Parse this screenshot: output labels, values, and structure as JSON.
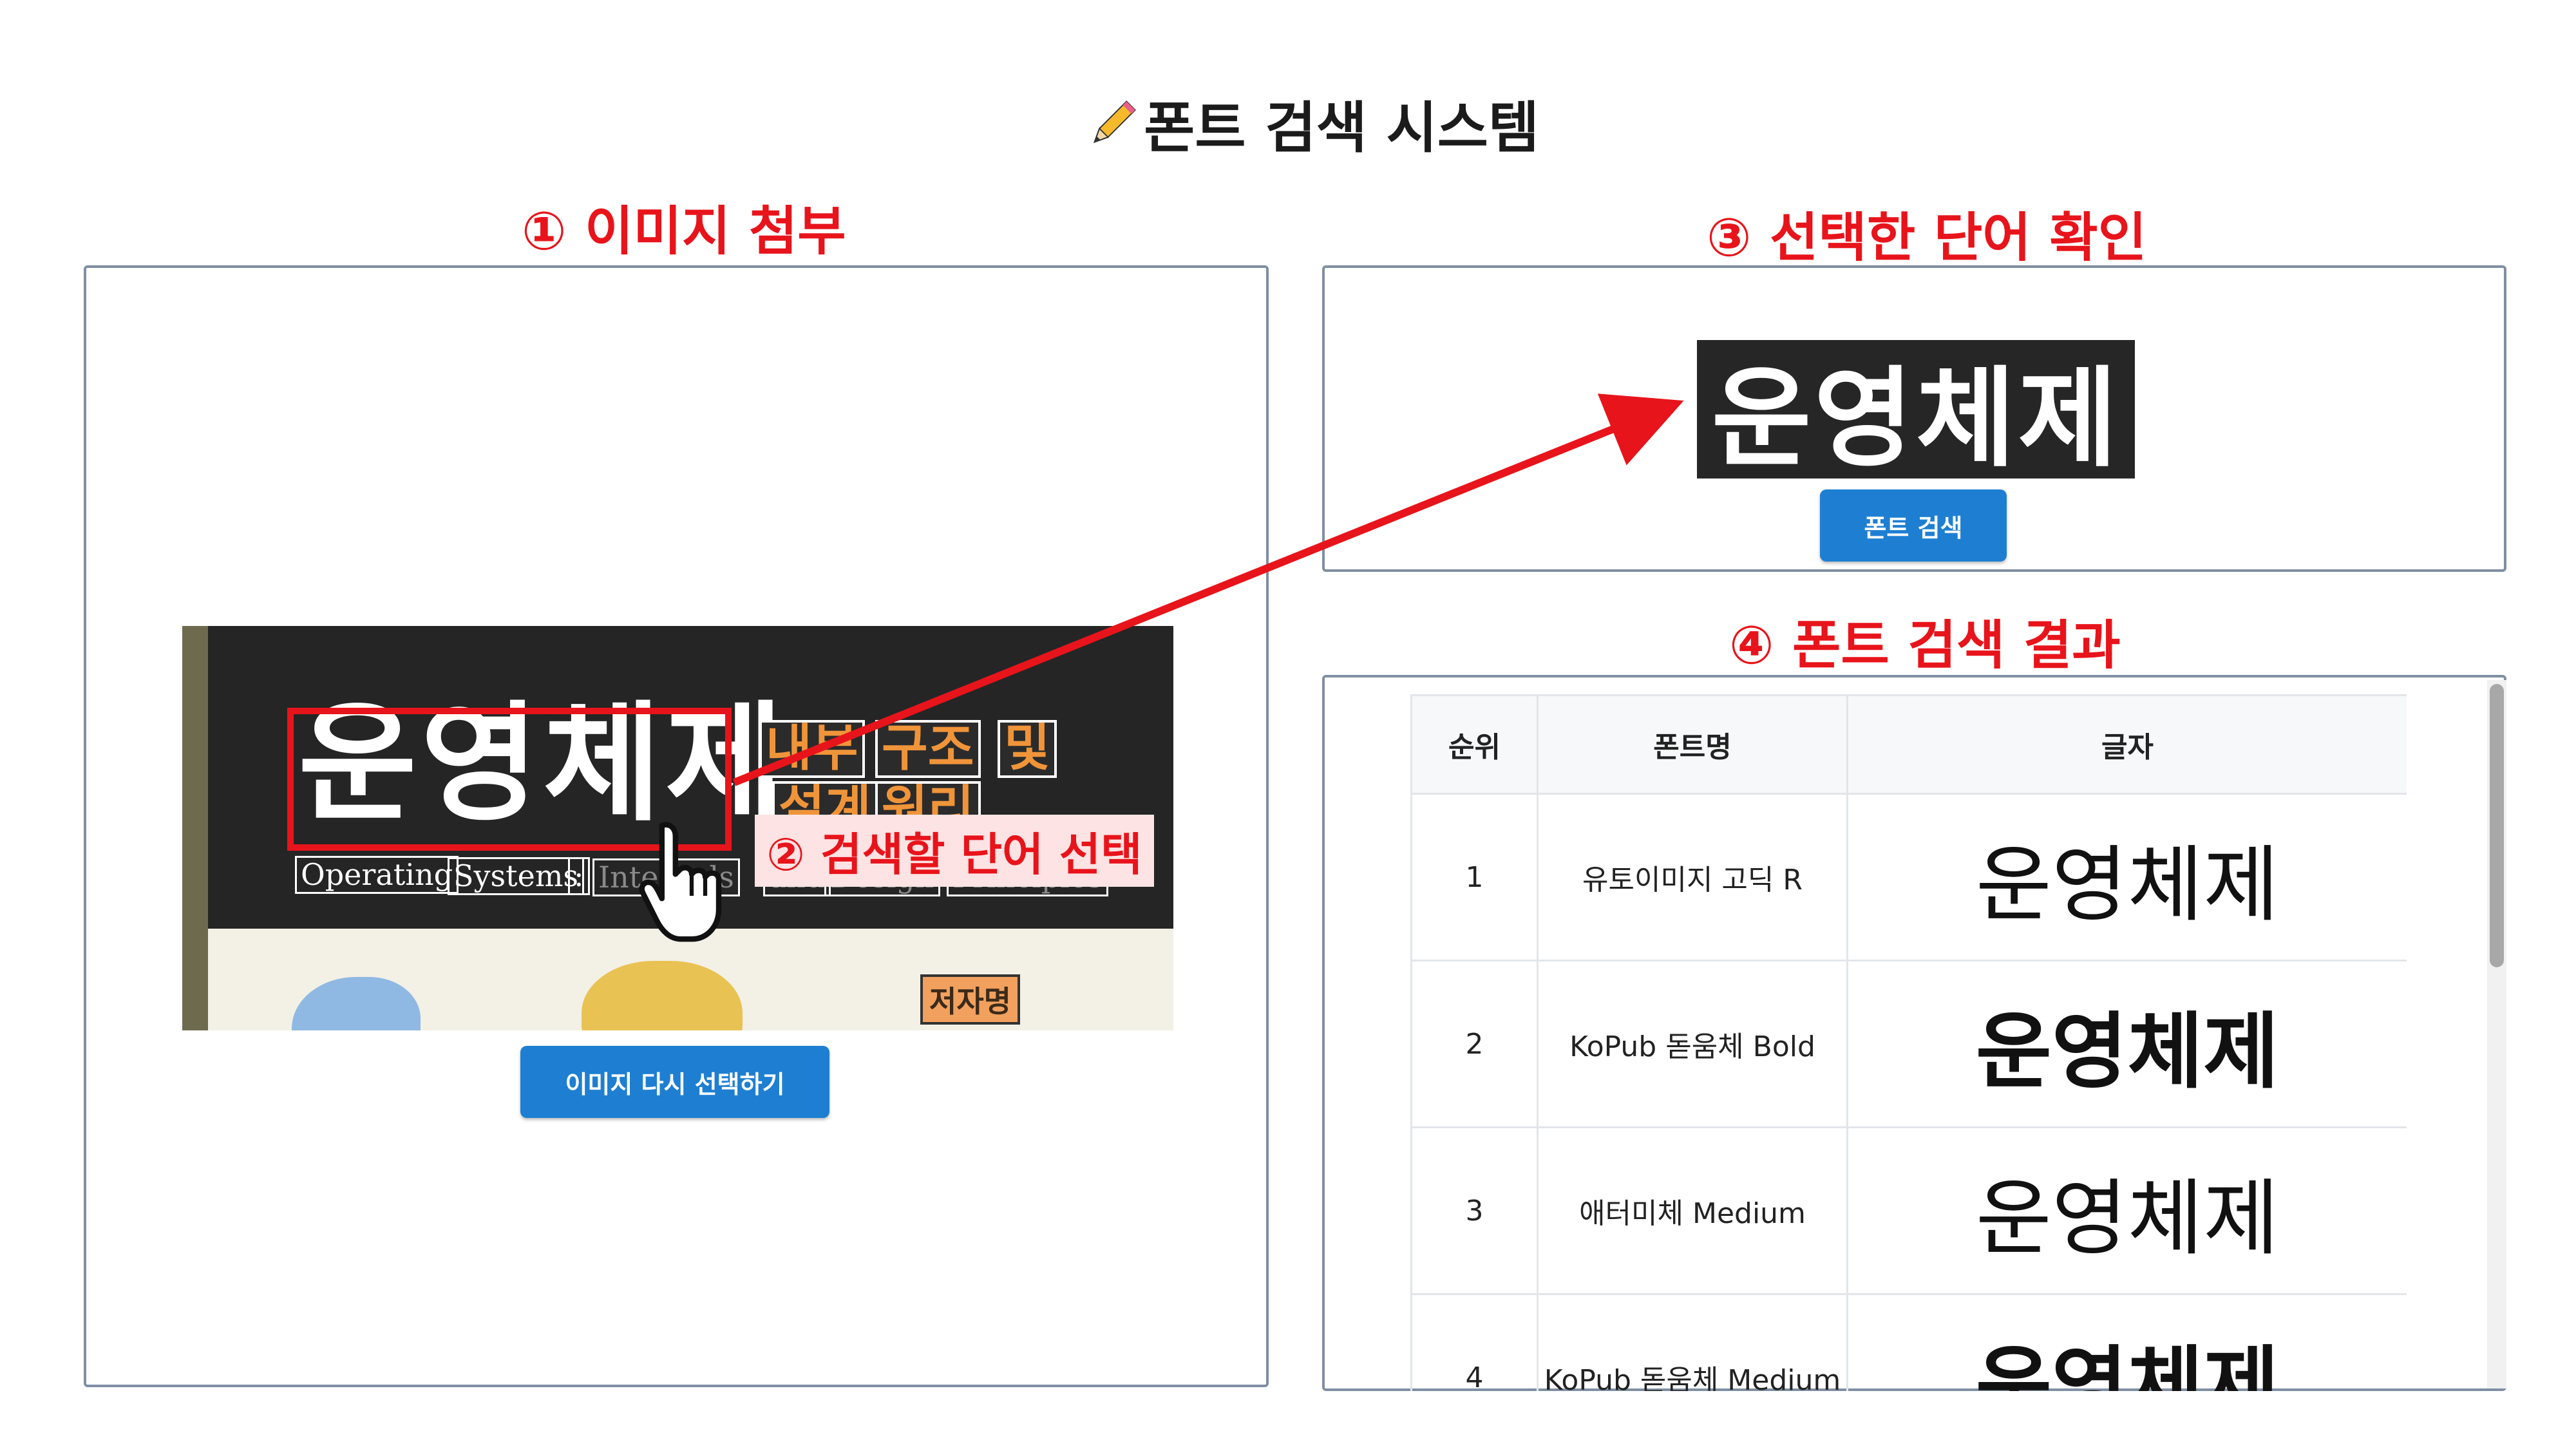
{
  "page": {
    "title": "폰트 검색 시스템",
    "title_icon": "pencil-icon"
  },
  "steps": {
    "attach": "① 이미지 첨부",
    "select": "② 검색할 단어 선택",
    "confirm": "③ 선택한 단어 확인",
    "results": "④ 폰트 검색 결과"
  },
  "photo": {
    "main_word": "운영체제",
    "orange_words": [
      "내부",
      "구조",
      "및",
      "설계",
      "원리"
    ],
    "english_words": [
      "Operating",
      "Systems",
      ":",
      "Internals",
      "and",
      "Design",
      "Principles"
    ],
    "author": "저자명",
    "cursor_icon": "hand-pointer-icon"
  },
  "buttons": {
    "reselect_image": "이미지 다시 선택하기",
    "search_font": "폰트 검색"
  },
  "selected_word": "운영체제",
  "results_table": {
    "headers": [
      "순위",
      "폰트명",
      "글자"
    ],
    "rows": [
      {
        "rank": "1",
        "font": "유토이미지 고딕 R",
        "sample": "운영체제"
      },
      {
        "rank": "2",
        "font": "KoPub 돋움체 Bold",
        "sample": "운영체제"
      },
      {
        "rank": "3",
        "font": "애터미체 Medium",
        "sample": "운영체제"
      },
      {
        "rank": "4",
        "font": "KoPub 돋움체 Medium",
        "sample": "운영체제"
      }
    ]
  },
  "colors": {
    "accent_red": "#e8141b",
    "button_blue": "#1e7fd2",
    "panel_border": "#7f8fa3"
  }
}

GIVEN PROBLEM - Gather each line of the listing that holds the string "icon".

ANSWER FOR THIS EXERCISE -
    "title_icon": "pencil-icon"
    "cursor_icon": "hand-pointer-icon"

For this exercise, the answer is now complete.